Given exercise a: In the forum thread about the new dog Sam, what did Sam get for breakfast?

Congratulations on such a cutie pie!!! I love the fact that he has put a smile on a teenagers face!! I think Havanese bring out the "best" in people  I look forward to hearing about him and of course - more pictures!!!


----------



## TrishK

Thanks Linda and Linda for the info re the 3-year rabies vax. 

Oh Laurie, you have no idea.

Well, Tillie's mom, we certainly didn't have a full-night's sleep that's for sure. Billy took Sam out at 10 before bed and he settled quite nicely waking up at 3 whining at the bedroom door, so Billy got up and dressed and took him out and sure enough he did have to do a big pee. Back in and back to bed. Up at 4 for another outing...pee status unsure at this time. Back in, but Sam wouldn't settle, so I took him out thinking he may have to poop. We went for a short, brisk walk instead of just going to the yard and sure enough a big poop followed by a little poop. Poop was formed by very soft. Back to bed. Up at 6:30 wanting to go out again. While I was getting clothes on Sammy pooped inside. Poor little guy had a bit of diarrhea. He's a smart one though, or maybe things were just positioned right, because he went on the mat at the front door. I have a little mat 2 x 3 for stomping off boots on top of a big mat and it was the little one he went on, so I cleaned it up and it can just go in the washer. So anyway, I still took him out in case there was more, but he was quite eager to get back in and into a nice heated waterbed. Up again at 10. I made him a scrambled egg for breakfast (foster mom said he likes these). He's made no indication he wants to go out, so I put him back in bed with Billy for now. I'm heading out for a monthly brunch in a few minutes, but Billy knows to be quick getting him out if Sam needs to go. I will also put a piddle pad at the door, just in case we are not quick enough. Do you guys think that he had the diarrhea because of the stress of the change? It was a long car ride for him and then all the changes might have upset his tummy? Also, yes, I think he is a fussy eater, but I'm sure we can figure it out, it might just take some time. Ok, I gotta run. Have a great Sunday everyone.  I will take some pics this afternoon. If it's not too cold, maybe the boys can goof around outside for a while. It's very cold and windy here today -13C (8F) with 37 km (23 m) wind gusts, so probably not too much outdoor play. Oh, and I weighed him and he's actually about 8-9 pounds, but you can still feel his bony bum and collar and stuff. Foster mom said she'd like to see another 3 or so pounds on him. Ok, gotta run.

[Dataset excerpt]
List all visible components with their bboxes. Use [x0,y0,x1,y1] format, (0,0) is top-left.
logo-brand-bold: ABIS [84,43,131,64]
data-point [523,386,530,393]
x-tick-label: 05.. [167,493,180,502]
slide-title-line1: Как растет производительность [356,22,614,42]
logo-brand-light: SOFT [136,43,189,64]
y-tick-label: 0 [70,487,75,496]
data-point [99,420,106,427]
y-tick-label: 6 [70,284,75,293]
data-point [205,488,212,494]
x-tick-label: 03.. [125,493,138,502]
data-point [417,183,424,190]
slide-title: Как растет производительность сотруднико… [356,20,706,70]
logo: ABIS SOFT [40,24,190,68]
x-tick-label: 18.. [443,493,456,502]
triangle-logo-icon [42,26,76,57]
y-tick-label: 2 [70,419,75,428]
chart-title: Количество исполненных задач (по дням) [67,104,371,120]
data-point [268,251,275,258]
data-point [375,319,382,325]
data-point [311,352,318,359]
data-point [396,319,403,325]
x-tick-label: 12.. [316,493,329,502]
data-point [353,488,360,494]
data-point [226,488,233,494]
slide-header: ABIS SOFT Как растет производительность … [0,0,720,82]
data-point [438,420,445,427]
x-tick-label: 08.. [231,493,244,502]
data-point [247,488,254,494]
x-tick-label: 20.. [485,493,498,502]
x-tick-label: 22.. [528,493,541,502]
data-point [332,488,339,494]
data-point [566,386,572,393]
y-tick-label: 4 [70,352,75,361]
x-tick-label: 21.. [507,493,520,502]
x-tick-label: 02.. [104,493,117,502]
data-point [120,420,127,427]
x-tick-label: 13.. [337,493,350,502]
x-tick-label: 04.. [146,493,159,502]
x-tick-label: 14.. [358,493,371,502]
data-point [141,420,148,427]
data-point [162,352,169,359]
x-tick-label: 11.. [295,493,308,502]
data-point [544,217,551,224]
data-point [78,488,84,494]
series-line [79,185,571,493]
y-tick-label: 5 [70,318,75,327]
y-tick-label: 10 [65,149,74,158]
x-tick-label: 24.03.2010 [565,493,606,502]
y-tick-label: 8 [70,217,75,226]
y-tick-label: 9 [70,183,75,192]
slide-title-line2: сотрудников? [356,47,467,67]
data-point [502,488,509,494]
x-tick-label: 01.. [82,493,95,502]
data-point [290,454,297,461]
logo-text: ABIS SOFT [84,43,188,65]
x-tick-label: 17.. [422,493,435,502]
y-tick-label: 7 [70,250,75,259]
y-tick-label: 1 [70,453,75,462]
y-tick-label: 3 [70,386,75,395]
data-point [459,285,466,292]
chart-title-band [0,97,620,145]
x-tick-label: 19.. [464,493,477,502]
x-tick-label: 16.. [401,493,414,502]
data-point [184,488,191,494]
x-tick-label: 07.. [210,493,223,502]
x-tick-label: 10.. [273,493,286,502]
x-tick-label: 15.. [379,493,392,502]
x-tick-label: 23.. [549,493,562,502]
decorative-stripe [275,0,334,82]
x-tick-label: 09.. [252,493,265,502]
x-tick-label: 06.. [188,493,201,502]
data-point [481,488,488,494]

Given exercise b: Copy down the lines of the listing, starting with its first line and going on through the line containing "data-point [396,319,403,325]".

Exercise solution a: A scrambled egg.

Exercise solution b:
List all visible components with their bboxes. Use [x0,y0,x1,y1] format, (0,0) is top-left.
logo-brand-bold: ABIS [84,43,131,64]
data-point [523,386,530,393]
x-tick-label: 05.. [167,493,180,502]
slide-title-line1: Как растет производительность [356,22,614,42]
logo-brand-light: SOFT [136,43,189,64]
y-tick-label: 0 [70,487,75,496]
data-point [99,420,106,427]
y-tick-label: 6 [70,284,75,293]
data-point [205,488,212,494]
x-tick-label: 03.. [125,493,138,502]
data-point [417,183,424,190]
slide-title: Как растет производительность сотруднико… [356,20,706,70]
logo: ABIS SOFT [40,24,190,68]
x-tick-label: 18.. [443,493,456,502]
triangle-logo-icon [42,26,76,57]
y-tick-label: 2 [70,419,75,428]
chart-title: Количество исполненных задач (по дням) [67,104,371,120]
data-point [268,251,275,258]
data-point [375,319,382,325]
data-point [311,352,318,359]
data-point [396,319,403,325]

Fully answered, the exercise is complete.